Your objective:
All lines in the data bearing the string "xlabel" should be identified and copied.

Part of a data file:
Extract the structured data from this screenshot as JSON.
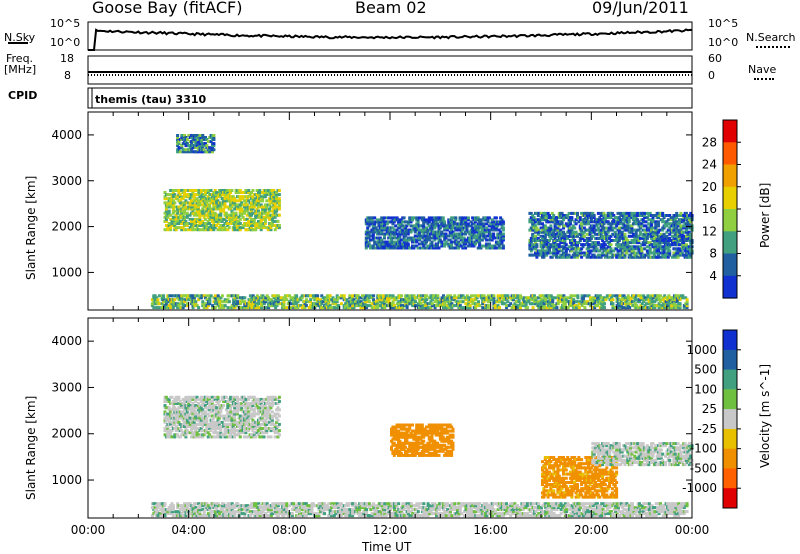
{
  "header": {
    "station": "Goose Bay (fitACF)",
    "beam": "Beam 02",
    "date": "09/Jun/2011"
  },
  "noise_panel": {
    "left_label": "N.Sky",
    "left_top_tick": "10^5",
    "left_bottom_tick": "10^0",
    "right_label": "N.Search",
    "right_top_tick": "10^5",
    "right_bottom_tick": "10^0"
  },
  "freq_panel": {
    "left_label_line1": "Freq.",
    "left_label_line2": "[MHz]",
    "left_top_tick": "18",
    "left_bottom_tick": "8",
    "right_label": "Nave",
    "right_top_tick": "60",
    "right_bottom_tick": "0"
  },
  "cpid_panel": {
    "label": "CPID",
    "program": "themis (tau) 3310"
  },
  "axes": {
    "ylabel": "Slant Range [km]",
    "yticks": [
      "4000",
      "3000",
      "2000",
      "1000"
    ],
    "xlabel": "Time UT",
    "xticks": [
      "00:00",
      "04:00",
      "08:00",
      "12:00",
      "16:00",
      "20:00",
      "00:00"
    ]
  },
  "power_colorbar": {
    "label": "Power [dB]",
    "ticks": [
      "28",
      "24",
      "20",
      "16",
      "12",
      "8",
      "4"
    ],
    "colors": [
      "#e00000",
      "#ff5a00",
      "#f0a000",
      "#e8d000",
      "#90d040",
      "#40a080",
      "#2060a0",
      "#1030d0"
    ]
  },
  "velocity_colorbar": {
    "label": "Velocity [m s^-1]",
    "ticks": [
      "1000",
      "500",
      "100",
      "25",
      "-25",
      "-100",
      "-500",
      "-1000"
    ],
    "colors": [
      "#1030d0",
      "#2060a0",
      "#40a080",
      "#70c040",
      "#c8c8c8",
      "#e8c000",
      "#f09000",
      "#ff6000",
      "#e00000"
    ]
  },
  "chart_data": [
    {
      "type": "heatmap",
      "title": "Power",
      "xlabel": "Time UT",
      "ylabel": "Slant Range [km]",
      "xlim": [
        0,
        24
      ],
      "ylim": [
        180,
        4500
      ],
      "colorbar_label": "Power [dB]",
      "colorbar_range": [
        0,
        32
      ],
      "regions": [
        {
          "t0": 3.0,
          "t1": 7.6,
          "r0": 1900,
          "r1": 2800,
          "value_dB": 16
        },
        {
          "t0": 3.5,
          "t1": 5.0,
          "r0": 3600,
          "r1": 4000,
          "value_dB": 10
        },
        {
          "t0": 2.5,
          "t1": 23.8,
          "r0": 200,
          "r1": 500,
          "value_dB": 14
        },
        {
          "t0": 17.5,
          "t1": 24.0,
          "r0": 1300,
          "r1": 2300,
          "value_dB": 9
        },
        {
          "t0": 11.0,
          "t1": 16.5,
          "r0": 1500,
          "r1": 2200,
          "value_dB": 8
        }
      ]
    },
    {
      "type": "heatmap",
      "title": "Velocity",
      "xlabel": "Time UT",
      "ylabel": "Slant Range [km]",
      "xlim": [
        0,
        24
      ],
      "ylim": [
        180,
        4500
      ],
      "colorbar_label": "Velocity [m s^-1]",
      "colorbar_range": [
        -1000,
        1000
      ],
      "regions": [
        {
          "t0": 3.0,
          "t1": 7.6,
          "r0": 1900,
          "r1": 2800,
          "value_ms": 0
        },
        {
          "t0": 12.0,
          "t1": 14.5,
          "r0": 1500,
          "r1": 2200,
          "value_ms": -300
        },
        {
          "t0": 18.0,
          "t1": 21.0,
          "r0": 600,
          "r1": 1500,
          "value_ms": -200
        },
        {
          "t0": 2.5,
          "t1": 23.8,
          "r0": 200,
          "r1": 500,
          "value_ms": 0
        },
        {
          "t0": 20.0,
          "t1": 24.0,
          "r0": 1300,
          "r1": 1800,
          "value_ms": 0
        }
      ]
    }
  ]
}
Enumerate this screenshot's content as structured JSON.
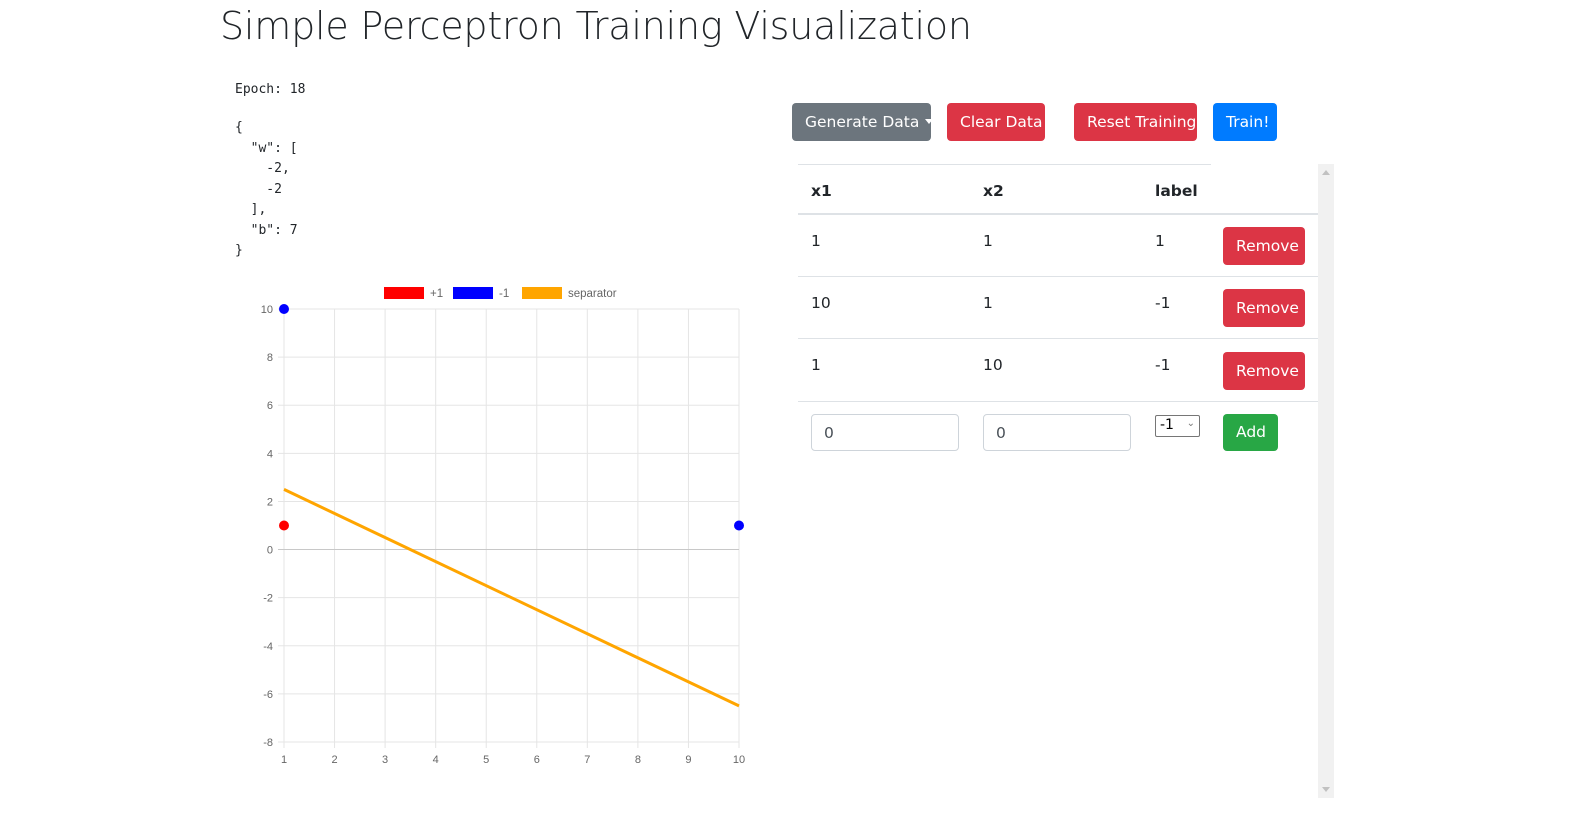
{
  "title": "Simple Perceptron Training Visualization",
  "epoch_text": "Epoch: 18",
  "state_json": "{\n  \"w\": [\n    -2,\n    -2\n  ],\n  \"b\": 7\n}",
  "toolbar": {
    "generate_label": "Generate Data",
    "clear_label": "Clear Data",
    "reset_label": "Reset Training",
    "train_label": "Train!"
  },
  "table": {
    "headers": [
      "x1",
      "x2",
      "label"
    ],
    "rows": [
      {
        "x1": "1",
        "x2": "1",
        "label": "1",
        "action": "Remove"
      },
      {
        "x1": "10",
        "x2": "1",
        "label": "-1",
        "action": "Remove"
      },
      {
        "x1": "1",
        "x2": "10",
        "label": "-1",
        "action": "Remove"
      }
    ],
    "new_row": {
      "x1": "0",
      "x2": "0",
      "label": "-1",
      "add_label": "Add"
    }
  },
  "colors": {
    "positive": "#ff0000",
    "negative": "#0000ff",
    "separator": "#ffa500",
    "danger": "#dc3545",
    "primary": "#007bff",
    "secondary": "#6c757d",
    "success": "#28a745"
  },
  "chart_data": {
    "type": "scatter",
    "title": "",
    "xlabel": "",
    "ylabel": "",
    "legend": [
      "+1",
      "-1",
      "separator"
    ],
    "legend_position": "top",
    "grid": true,
    "xlim": [
      1,
      10
    ],
    "ylim": [
      -8,
      10
    ],
    "x_ticks": [
      "1",
      "2",
      "3",
      "4",
      "5",
      "6",
      "7",
      "8",
      "9",
      "10"
    ],
    "y_ticks": [
      "10",
      "8",
      "6",
      "4",
      "2",
      "0",
      "-2",
      "-4",
      "-6",
      "-8"
    ],
    "series": [
      {
        "name": "+1",
        "type": "scatter",
        "color": "#ff0000",
        "points": [
          [
            1,
            1
          ]
        ]
      },
      {
        "name": "-1",
        "type": "scatter",
        "color": "#0000ff",
        "points": [
          [
            10,
            1
          ],
          [
            1,
            10
          ]
        ]
      },
      {
        "name": "separator",
        "type": "line",
        "color": "#ffa500",
        "points": [
          [
            1,
            2.5
          ],
          [
            10,
            -6.5
          ]
        ]
      }
    ]
  }
}
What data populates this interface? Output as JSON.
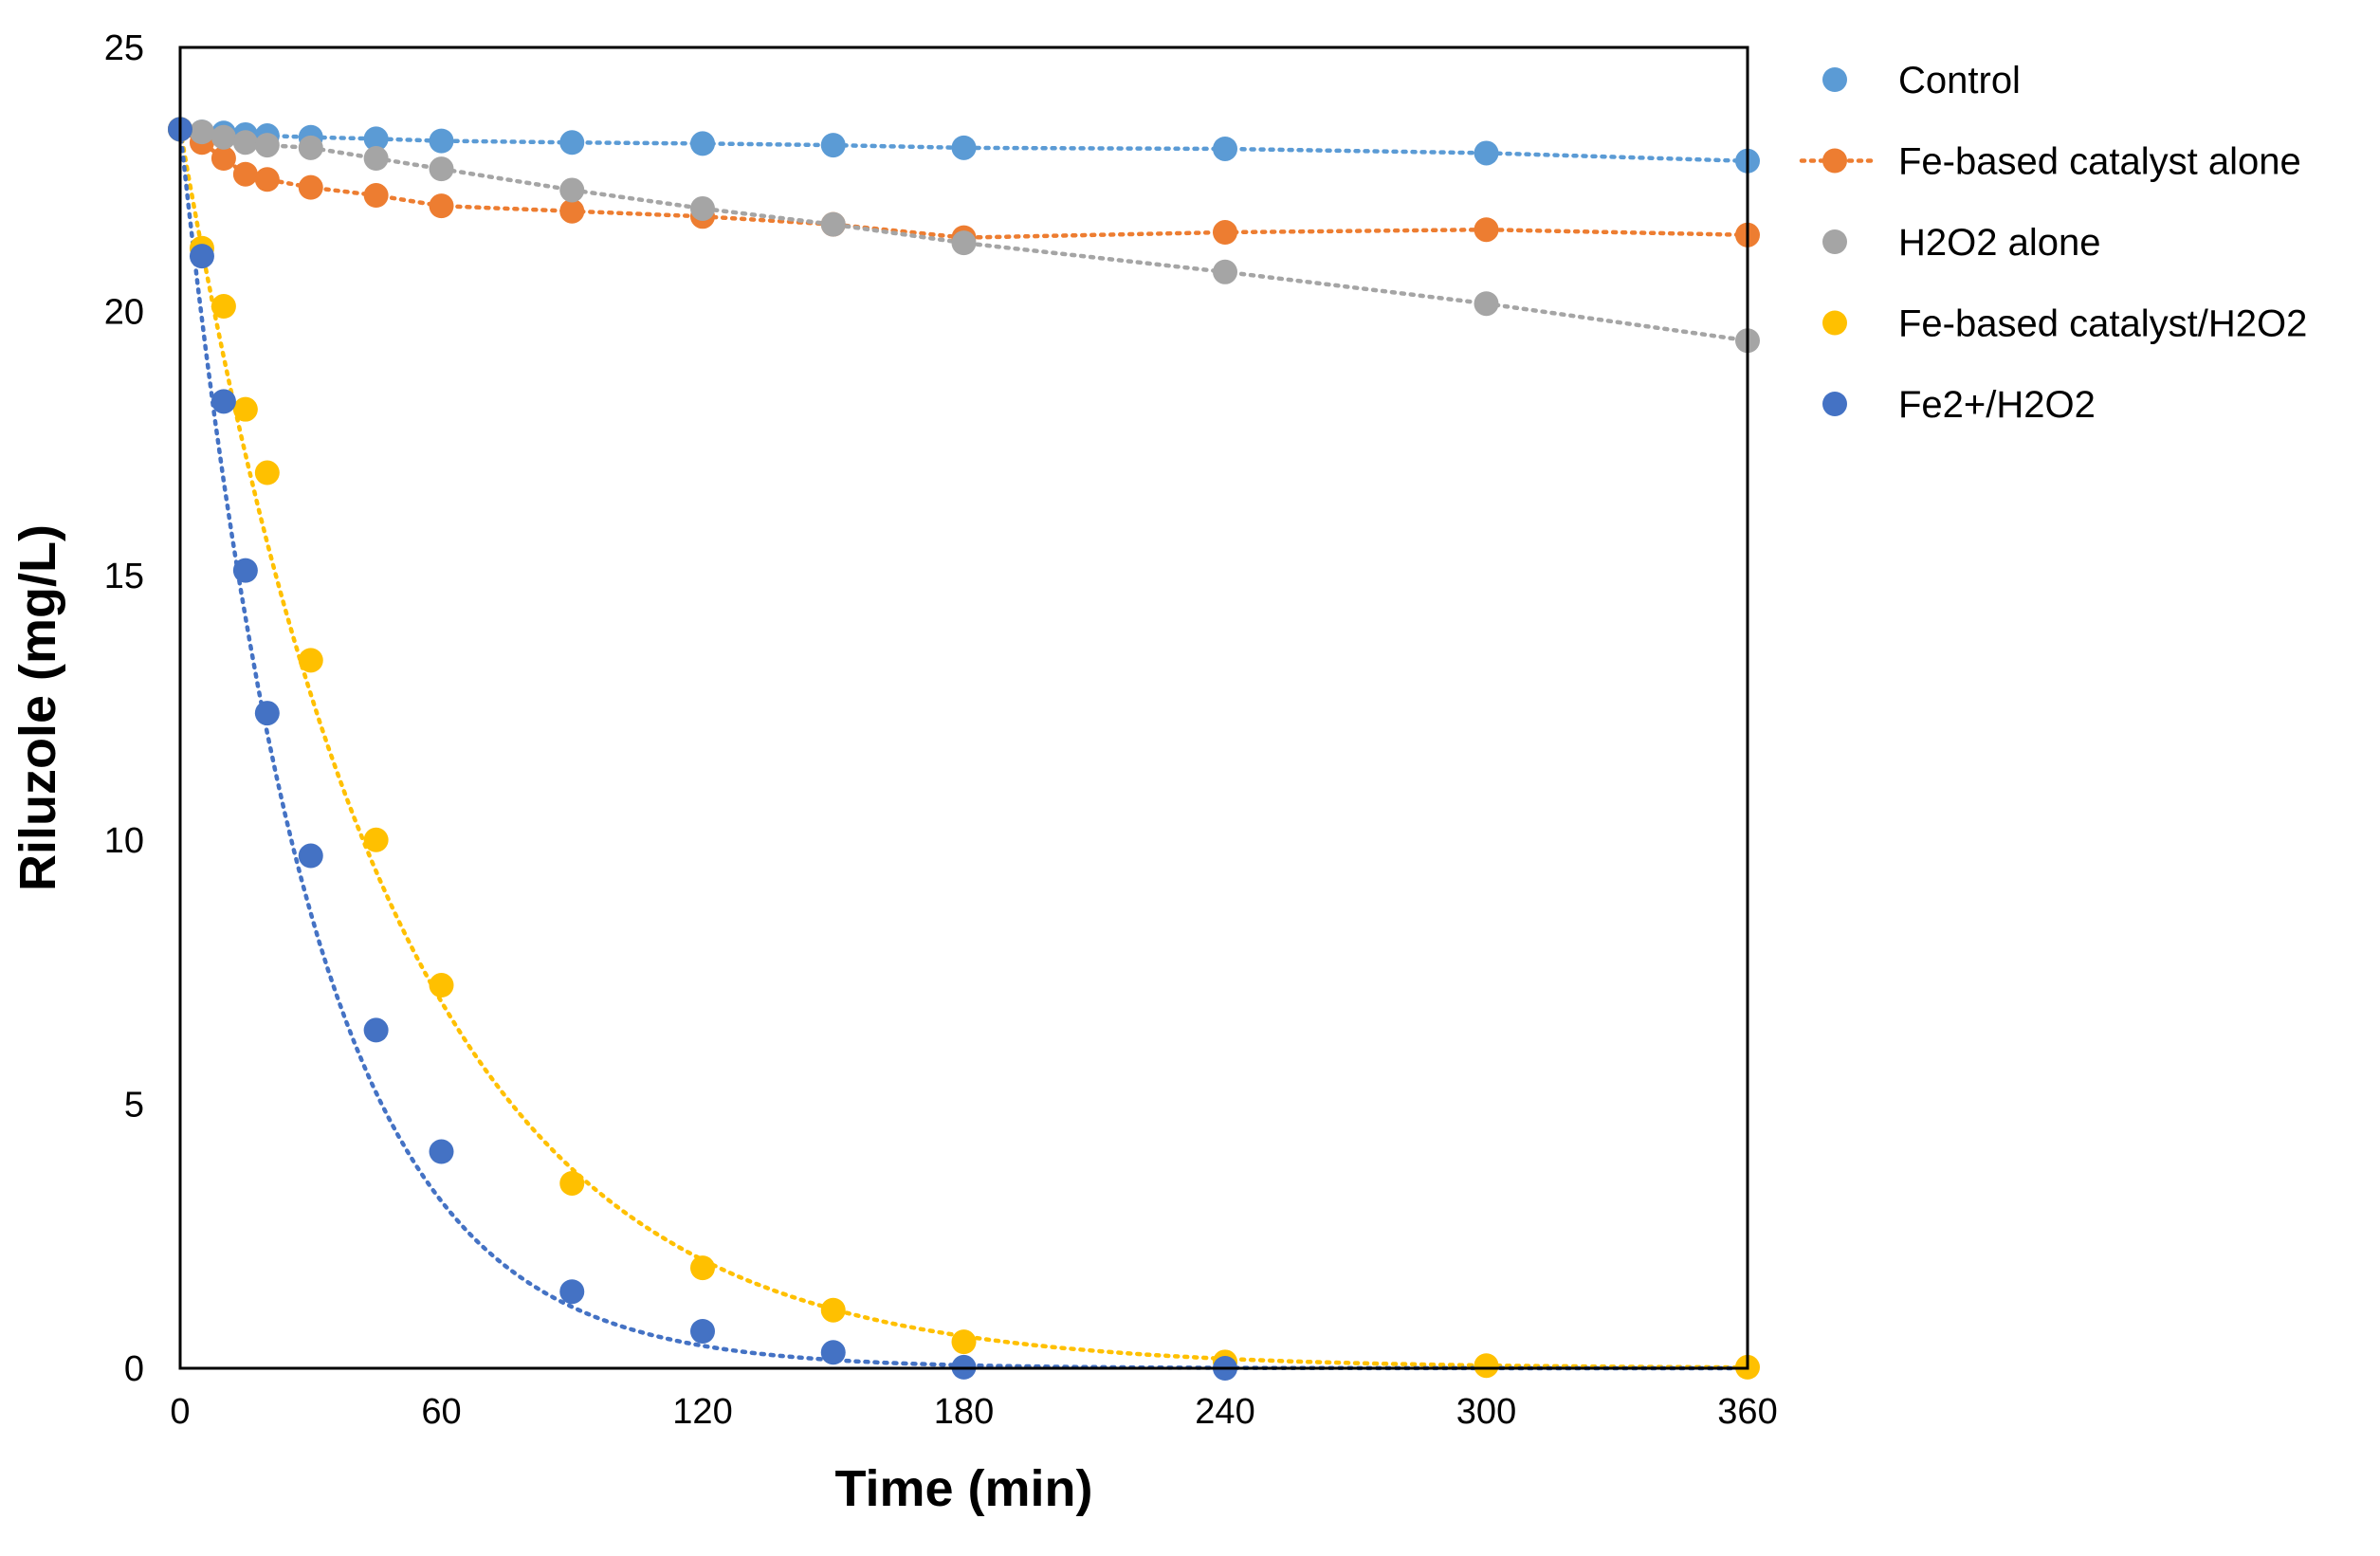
{
  "chart_data": {
    "type": "scatter",
    "title": "",
    "xlabel": "Time (min)",
    "ylabel": "Riluzole (mg/L)",
    "xlim": [
      0,
      360
    ],
    "ylim": [
      0,
      25
    ],
    "xticks": [
      0,
      60,
      120,
      180,
      240,
      300,
      360
    ],
    "yticks": [
      0,
      5,
      10,
      15,
      20,
      25
    ],
    "grid": false,
    "legend_position": "right",
    "series": [
      {
        "name": "Control",
        "color": "#5B9BD5",
        "trendline": "dotted",
        "x": [
          0,
          5,
          10,
          15,
          20,
          30,
          45,
          60,
          90,
          120,
          150,
          180,
          240,
          300,
          360
        ],
        "y": [
          23.45,
          23.4,
          23.38,
          23.35,
          23.33,
          23.3,
          23.27,
          23.23,
          23.2,
          23.18,
          23.15,
          23.1,
          23.08,
          23.0,
          22.85
        ]
      },
      {
        "name": "Fe-based catalyst alone",
        "color": "#ED7D31",
        "trendline": "dotted",
        "x": [
          0,
          5,
          10,
          15,
          20,
          30,
          45,
          60,
          90,
          120,
          150,
          180,
          240,
          300,
          360
        ],
        "y": [
          23.45,
          23.2,
          22.9,
          22.6,
          22.5,
          22.35,
          22.2,
          22.0,
          21.9,
          21.8,
          21.65,
          21.4,
          21.5,
          21.55,
          21.45
        ]
      },
      {
        "name": "H2O2 alone",
        "color": "#A5A5A5",
        "trendline": "dotted",
        "x": [
          0,
          5,
          10,
          15,
          20,
          30,
          45,
          60,
          90,
          120,
          150,
          180,
          240,
          300,
          360
        ],
        "y": [
          23.45,
          23.4,
          23.3,
          23.2,
          23.15,
          23.1,
          22.9,
          22.7,
          22.3,
          21.95,
          21.65,
          21.3,
          20.75,
          20.15,
          19.45
        ]
      },
      {
        "name": "Fe-based catalyst/H2O2",
        "color": "#FFC000",
        "trendline": "dotted",
        "trend_k": 0.0203,
        "x": [
          0,
          5,
          10,
          15,
          20,
          30,
          45,
          60,
          90,
          120,
          150,
          180,
          240,
          300,
          360
        ],
        "y": [
          23.45,
          21.2,
          20.1,
          18.15,
          16.95,
          13.4,
          10.0,
          7.25,
          3.5,
          1.9,
          1.1,
          0.5,
          0.12,
          0.05,
          0.02
        ]
      },
      {
        "name": "Fe2+/H2O2",
        "color": "#4472C4",
        "trendline": "dotted",
        "trend_k": 0.0334,
        "x": [
          0,
          5,
          10,
          15,
          20,
          30,
          45,
          60,
          90,
          120,
          150,
          180,
          240
        ],
        "y": [
          23.45,
          21.05,
          18.3,
          15.1,
          12.4,
          9.7,
          6.4,
          4.1,
          1.45,
          0.7,
          0.3,
          0.02,
          0.0
        ]
      }
    ]
  }
}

Task result:
    "xlabel": "Time UT",
      "xlabel": "Time UT",
      "xlabel": "Time UT",
    "xlabel": "",
    "xlabel": "Time (min)",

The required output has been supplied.